Start of Listed records

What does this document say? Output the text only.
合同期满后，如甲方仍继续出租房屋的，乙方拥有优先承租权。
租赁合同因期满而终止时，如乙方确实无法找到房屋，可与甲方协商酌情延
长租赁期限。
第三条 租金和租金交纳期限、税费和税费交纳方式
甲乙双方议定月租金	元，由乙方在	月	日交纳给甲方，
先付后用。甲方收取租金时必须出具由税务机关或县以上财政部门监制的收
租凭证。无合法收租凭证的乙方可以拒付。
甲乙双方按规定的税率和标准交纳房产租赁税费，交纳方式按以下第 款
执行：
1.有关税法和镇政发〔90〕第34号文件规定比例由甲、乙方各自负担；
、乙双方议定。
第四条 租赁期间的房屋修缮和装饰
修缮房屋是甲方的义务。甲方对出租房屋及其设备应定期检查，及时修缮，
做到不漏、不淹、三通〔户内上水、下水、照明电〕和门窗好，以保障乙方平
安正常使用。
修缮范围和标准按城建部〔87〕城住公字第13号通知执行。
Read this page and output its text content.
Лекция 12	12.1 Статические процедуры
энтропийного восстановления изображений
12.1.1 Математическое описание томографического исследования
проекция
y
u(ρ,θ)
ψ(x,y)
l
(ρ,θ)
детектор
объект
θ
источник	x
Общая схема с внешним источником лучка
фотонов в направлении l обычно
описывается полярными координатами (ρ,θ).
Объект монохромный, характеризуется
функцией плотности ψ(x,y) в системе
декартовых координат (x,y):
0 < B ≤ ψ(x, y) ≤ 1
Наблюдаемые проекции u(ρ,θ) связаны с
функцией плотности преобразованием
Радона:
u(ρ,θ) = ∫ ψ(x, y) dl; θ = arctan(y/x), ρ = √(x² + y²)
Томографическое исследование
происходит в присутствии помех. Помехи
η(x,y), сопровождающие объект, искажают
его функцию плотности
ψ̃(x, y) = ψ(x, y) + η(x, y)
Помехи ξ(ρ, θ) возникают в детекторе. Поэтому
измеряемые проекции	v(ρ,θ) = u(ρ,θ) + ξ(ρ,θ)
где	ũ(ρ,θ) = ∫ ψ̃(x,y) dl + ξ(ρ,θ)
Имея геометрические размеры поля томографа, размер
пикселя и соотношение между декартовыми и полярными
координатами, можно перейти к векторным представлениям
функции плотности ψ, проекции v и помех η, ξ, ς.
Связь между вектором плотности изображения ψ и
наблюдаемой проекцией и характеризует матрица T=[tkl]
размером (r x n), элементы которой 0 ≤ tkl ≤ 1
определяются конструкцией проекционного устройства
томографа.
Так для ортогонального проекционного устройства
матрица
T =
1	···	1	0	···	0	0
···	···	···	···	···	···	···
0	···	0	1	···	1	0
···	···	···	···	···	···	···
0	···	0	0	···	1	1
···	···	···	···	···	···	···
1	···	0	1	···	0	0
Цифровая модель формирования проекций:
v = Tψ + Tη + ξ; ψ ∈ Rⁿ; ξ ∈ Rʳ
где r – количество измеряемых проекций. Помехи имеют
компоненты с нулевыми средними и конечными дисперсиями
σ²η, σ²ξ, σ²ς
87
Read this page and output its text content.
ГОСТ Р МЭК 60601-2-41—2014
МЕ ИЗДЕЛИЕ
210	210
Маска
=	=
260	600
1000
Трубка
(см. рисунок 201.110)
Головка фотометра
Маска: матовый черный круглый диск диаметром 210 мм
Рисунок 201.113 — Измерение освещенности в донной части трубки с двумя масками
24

End of Listed records

■ **Challenge**: Identify the lines above that contain the word "матрица", then copy them.

■ **Reply**:
наблюдаемой проекцией и характеризует матрица T=[tkl]
матрица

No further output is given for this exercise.